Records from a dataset
☆ ☆ ☆ ☆ ☆ ☆ ☆
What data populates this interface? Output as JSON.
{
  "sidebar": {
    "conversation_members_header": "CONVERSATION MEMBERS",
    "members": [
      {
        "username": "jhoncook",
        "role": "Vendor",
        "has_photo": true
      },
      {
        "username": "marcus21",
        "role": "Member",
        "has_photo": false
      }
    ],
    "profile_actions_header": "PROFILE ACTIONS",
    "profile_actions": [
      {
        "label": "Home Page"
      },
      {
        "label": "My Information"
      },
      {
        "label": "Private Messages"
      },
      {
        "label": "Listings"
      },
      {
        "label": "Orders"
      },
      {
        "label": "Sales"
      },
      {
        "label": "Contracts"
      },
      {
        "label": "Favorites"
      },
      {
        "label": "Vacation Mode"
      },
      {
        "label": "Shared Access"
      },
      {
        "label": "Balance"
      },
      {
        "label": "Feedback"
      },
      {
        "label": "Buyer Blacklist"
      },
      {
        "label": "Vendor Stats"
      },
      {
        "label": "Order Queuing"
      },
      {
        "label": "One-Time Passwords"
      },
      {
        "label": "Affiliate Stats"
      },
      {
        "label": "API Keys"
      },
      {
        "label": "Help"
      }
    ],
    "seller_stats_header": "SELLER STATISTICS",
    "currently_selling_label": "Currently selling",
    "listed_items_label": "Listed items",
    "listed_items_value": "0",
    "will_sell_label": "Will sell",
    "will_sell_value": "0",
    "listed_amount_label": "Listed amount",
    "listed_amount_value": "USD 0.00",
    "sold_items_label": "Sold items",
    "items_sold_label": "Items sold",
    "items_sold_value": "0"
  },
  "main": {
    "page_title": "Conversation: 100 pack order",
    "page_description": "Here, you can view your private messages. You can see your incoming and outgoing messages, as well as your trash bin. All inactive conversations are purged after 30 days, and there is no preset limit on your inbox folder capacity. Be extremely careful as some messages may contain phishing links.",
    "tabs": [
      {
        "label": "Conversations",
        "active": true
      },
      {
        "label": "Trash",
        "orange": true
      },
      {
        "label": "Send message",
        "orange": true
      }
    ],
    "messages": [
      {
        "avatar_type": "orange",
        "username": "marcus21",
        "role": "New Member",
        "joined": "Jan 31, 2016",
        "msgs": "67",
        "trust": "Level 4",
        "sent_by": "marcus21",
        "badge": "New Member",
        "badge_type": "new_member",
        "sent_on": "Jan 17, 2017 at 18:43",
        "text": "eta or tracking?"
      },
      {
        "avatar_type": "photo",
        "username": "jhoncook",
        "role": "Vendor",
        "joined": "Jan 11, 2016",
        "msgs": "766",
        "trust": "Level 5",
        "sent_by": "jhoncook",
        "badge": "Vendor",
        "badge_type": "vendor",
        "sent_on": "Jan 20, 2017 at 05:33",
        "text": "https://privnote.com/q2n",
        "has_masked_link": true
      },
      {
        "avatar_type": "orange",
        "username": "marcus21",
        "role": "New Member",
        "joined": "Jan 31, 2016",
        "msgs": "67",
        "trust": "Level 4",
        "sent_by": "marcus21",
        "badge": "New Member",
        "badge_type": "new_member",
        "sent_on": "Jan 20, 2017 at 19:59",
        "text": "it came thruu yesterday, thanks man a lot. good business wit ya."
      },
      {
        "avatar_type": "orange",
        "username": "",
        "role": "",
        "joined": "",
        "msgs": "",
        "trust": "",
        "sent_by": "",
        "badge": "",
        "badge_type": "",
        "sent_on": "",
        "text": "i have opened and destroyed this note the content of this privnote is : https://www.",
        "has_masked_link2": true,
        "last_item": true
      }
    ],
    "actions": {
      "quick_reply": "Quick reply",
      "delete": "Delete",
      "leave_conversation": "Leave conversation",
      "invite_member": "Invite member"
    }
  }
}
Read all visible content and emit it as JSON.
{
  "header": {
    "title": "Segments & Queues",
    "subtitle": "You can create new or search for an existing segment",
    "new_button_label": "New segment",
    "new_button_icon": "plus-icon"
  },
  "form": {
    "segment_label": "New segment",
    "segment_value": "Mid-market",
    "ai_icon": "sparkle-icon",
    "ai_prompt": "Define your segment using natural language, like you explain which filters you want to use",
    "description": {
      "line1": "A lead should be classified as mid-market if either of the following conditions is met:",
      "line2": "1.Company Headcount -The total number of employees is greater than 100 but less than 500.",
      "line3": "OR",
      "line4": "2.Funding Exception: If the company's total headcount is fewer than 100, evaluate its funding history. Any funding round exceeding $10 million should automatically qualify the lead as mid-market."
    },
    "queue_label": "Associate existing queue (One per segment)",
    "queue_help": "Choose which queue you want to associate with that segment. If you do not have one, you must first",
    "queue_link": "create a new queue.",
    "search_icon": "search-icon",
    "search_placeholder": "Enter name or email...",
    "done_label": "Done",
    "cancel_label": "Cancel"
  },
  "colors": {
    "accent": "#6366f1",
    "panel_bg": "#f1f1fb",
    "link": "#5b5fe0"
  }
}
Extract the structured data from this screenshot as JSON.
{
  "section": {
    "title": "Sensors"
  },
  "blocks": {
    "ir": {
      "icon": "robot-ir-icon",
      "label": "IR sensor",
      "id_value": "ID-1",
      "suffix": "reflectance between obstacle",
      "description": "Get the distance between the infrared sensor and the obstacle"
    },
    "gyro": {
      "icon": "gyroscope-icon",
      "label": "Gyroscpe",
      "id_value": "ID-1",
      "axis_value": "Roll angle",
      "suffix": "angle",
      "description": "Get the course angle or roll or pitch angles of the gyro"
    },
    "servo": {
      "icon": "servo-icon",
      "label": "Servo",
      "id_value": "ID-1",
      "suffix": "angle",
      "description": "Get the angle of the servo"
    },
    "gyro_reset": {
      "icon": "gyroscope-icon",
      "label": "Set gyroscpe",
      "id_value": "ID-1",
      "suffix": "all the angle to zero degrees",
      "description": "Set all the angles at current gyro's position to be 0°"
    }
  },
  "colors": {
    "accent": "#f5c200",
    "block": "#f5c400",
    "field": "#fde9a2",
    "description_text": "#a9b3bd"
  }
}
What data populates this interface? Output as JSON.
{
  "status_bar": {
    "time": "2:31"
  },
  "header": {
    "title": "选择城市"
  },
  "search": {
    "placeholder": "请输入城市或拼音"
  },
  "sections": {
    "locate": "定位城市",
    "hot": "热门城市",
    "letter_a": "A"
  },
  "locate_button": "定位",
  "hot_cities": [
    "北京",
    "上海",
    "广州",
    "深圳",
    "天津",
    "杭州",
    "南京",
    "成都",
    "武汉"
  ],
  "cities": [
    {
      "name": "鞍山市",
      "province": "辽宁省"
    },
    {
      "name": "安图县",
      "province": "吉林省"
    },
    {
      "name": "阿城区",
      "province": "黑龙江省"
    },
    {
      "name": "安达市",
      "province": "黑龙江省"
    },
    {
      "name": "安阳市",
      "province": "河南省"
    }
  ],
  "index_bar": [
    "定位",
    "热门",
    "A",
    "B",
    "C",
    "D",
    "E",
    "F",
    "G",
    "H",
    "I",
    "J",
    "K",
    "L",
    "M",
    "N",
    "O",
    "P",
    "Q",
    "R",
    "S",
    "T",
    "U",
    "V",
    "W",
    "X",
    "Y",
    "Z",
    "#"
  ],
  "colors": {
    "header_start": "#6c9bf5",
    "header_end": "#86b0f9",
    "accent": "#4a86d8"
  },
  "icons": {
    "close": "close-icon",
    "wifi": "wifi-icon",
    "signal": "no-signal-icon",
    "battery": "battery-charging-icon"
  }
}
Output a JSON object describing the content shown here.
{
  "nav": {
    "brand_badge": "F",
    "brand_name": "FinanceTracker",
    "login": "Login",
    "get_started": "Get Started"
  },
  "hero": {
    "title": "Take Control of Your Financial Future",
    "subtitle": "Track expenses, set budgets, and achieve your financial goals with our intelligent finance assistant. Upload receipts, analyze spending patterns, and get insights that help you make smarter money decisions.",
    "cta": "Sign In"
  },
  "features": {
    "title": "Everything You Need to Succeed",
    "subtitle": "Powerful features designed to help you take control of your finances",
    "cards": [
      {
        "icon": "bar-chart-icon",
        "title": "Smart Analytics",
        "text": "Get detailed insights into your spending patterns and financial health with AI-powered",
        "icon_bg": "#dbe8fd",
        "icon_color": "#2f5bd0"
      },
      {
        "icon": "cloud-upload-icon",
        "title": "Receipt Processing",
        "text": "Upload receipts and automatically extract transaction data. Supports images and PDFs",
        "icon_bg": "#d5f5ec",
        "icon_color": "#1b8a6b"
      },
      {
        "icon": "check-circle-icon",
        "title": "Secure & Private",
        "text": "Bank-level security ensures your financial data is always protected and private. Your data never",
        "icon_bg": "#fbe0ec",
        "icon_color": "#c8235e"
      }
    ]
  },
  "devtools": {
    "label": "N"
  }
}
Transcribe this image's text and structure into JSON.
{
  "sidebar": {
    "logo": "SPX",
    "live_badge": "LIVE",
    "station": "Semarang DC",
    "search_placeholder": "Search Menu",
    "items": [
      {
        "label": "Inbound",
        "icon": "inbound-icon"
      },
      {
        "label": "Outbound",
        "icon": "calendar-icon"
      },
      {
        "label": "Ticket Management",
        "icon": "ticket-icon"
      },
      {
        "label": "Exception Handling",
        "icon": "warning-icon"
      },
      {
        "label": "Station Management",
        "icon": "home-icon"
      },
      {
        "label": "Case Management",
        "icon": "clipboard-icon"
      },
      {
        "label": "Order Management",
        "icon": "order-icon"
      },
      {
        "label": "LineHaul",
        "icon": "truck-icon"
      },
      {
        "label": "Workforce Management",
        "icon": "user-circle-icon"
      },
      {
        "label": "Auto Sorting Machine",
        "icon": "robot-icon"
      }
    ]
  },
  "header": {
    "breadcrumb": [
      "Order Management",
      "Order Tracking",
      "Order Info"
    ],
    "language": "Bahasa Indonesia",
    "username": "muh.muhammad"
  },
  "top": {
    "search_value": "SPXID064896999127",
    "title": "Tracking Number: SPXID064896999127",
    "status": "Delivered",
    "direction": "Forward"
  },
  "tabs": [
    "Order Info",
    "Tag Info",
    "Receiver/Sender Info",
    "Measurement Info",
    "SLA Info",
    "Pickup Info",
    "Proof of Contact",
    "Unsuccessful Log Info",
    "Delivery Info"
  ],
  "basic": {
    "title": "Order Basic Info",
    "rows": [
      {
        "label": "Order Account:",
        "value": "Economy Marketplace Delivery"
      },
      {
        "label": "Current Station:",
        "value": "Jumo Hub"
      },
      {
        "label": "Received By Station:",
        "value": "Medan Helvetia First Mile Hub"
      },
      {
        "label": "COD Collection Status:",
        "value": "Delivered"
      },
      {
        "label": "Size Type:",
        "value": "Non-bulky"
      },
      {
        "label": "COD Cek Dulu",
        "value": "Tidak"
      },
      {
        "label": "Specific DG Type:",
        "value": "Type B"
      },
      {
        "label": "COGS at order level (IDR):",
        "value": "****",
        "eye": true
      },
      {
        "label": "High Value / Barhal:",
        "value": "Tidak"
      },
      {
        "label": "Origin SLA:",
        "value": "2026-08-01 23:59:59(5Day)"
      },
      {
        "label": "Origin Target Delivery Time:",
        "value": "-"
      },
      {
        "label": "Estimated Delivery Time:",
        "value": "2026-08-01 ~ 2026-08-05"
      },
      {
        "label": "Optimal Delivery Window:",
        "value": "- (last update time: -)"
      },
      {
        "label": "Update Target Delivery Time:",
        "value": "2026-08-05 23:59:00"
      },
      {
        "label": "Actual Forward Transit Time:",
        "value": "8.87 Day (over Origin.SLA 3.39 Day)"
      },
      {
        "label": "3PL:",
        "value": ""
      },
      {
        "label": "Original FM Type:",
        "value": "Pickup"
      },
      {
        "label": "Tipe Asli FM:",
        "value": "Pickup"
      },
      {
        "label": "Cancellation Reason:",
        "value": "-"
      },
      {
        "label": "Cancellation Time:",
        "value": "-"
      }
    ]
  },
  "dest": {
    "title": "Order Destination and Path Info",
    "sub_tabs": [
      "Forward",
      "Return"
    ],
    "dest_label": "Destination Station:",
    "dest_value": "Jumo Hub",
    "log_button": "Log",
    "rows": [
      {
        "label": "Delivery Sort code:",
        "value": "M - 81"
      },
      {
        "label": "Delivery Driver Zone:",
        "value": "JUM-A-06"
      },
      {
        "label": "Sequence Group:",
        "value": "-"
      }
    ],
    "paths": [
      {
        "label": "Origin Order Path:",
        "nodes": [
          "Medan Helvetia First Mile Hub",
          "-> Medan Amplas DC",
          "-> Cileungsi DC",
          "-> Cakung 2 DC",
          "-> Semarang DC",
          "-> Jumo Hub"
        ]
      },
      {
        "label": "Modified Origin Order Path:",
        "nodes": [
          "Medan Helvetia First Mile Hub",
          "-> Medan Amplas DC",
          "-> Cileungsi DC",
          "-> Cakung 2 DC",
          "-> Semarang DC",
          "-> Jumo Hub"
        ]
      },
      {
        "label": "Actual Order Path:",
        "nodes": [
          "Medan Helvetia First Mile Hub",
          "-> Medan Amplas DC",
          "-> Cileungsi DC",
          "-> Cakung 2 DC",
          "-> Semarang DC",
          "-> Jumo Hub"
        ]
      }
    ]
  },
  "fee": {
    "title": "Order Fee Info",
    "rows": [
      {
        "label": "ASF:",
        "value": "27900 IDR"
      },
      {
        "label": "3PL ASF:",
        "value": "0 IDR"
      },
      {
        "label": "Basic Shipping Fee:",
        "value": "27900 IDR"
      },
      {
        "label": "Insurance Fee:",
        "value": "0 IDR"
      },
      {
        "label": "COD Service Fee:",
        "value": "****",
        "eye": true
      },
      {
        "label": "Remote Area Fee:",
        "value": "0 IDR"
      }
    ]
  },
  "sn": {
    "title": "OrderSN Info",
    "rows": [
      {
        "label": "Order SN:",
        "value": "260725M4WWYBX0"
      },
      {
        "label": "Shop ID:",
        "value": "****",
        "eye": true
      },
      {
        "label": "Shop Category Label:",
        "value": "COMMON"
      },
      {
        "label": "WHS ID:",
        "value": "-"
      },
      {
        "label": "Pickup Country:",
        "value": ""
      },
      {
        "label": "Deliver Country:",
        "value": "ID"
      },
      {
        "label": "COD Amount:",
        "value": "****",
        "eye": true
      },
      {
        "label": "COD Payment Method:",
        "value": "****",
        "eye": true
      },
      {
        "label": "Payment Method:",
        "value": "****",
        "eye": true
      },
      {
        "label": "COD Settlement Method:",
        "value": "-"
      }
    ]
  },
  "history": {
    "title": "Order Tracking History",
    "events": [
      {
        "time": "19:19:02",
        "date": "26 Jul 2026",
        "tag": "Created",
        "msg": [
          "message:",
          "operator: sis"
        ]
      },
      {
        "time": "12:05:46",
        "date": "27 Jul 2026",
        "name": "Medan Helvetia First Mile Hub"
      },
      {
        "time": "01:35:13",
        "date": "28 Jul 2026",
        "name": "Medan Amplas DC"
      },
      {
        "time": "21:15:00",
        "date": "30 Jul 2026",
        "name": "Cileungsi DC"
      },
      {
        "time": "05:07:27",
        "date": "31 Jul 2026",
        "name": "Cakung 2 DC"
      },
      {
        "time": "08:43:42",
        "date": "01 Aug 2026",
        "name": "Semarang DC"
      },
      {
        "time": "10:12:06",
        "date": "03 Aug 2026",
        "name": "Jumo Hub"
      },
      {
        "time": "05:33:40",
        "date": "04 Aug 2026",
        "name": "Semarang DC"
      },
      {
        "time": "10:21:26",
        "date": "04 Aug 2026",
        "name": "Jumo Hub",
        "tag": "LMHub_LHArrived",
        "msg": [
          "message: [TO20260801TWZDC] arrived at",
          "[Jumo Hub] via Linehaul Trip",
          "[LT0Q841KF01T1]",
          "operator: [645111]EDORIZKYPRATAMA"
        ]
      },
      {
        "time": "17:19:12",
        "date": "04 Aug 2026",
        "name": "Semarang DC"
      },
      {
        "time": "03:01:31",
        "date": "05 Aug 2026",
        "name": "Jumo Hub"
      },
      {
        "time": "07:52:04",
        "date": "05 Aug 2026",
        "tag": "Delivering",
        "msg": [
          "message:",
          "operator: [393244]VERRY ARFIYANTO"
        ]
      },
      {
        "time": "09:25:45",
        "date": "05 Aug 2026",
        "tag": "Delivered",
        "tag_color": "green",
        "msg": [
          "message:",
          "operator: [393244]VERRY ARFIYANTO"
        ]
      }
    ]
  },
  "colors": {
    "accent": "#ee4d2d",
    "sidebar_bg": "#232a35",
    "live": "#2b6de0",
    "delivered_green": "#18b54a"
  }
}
☆ ☆ ☆ ☆ ☆ ☆ ☆
Copy out every line from the records that has the word "content".

▸ Task output:
        "text": "i have opened and destroyed this note the content of this privnote is : https://www.",
Read all visible content and emit it as JSON.
Output a JSON object describing the content shown here.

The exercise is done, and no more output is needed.